-- Start Recorded information --

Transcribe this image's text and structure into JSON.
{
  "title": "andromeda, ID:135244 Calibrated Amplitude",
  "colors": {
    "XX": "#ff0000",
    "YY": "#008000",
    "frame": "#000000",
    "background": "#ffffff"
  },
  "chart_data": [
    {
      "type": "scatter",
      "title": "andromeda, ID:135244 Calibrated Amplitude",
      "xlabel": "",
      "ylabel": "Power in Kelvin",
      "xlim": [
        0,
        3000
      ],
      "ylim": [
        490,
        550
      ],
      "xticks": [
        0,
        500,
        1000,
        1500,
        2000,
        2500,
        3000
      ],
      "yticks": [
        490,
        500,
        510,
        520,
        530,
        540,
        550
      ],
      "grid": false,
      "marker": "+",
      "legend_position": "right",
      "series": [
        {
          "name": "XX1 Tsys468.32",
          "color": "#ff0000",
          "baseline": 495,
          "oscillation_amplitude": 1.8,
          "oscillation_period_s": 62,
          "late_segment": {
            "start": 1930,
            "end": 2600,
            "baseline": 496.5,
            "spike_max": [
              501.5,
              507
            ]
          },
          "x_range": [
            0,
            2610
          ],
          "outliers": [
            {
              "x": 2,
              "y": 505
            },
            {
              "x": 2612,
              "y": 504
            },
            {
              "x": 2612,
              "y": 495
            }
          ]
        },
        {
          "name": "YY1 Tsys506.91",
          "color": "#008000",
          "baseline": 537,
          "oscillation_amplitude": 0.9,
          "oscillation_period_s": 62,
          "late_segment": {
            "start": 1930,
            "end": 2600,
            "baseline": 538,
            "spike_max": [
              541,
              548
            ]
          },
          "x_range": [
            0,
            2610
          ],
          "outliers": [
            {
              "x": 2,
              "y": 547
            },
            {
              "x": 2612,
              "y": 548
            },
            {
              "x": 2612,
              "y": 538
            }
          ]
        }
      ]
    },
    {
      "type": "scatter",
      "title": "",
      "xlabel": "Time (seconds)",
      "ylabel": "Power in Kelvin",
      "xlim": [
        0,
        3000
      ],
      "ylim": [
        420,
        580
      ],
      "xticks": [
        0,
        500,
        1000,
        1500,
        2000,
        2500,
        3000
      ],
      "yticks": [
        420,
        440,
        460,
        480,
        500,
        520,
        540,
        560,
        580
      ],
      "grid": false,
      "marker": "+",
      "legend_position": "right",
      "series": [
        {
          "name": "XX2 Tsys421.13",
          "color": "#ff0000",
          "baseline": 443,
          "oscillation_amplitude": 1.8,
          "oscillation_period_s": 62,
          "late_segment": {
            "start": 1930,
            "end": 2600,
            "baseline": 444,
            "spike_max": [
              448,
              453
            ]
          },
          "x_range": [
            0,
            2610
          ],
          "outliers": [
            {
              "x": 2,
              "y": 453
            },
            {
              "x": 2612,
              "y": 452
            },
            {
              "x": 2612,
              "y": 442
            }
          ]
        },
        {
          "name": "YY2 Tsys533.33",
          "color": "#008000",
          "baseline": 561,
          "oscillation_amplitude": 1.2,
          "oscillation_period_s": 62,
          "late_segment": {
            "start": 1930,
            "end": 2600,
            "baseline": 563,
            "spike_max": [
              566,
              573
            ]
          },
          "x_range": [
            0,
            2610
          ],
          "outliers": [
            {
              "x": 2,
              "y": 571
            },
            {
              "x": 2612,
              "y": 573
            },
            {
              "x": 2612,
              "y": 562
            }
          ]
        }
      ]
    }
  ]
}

-- End Recorded information --

The problem:
Return each line with "name".

Answer to the task:
          "name": "XX1 Tsys468.32",
          "name": "YY1 Tsys506.91",
          "name": "XX2 Tsys421.13",
          "name": "YY2 Tsys533.33",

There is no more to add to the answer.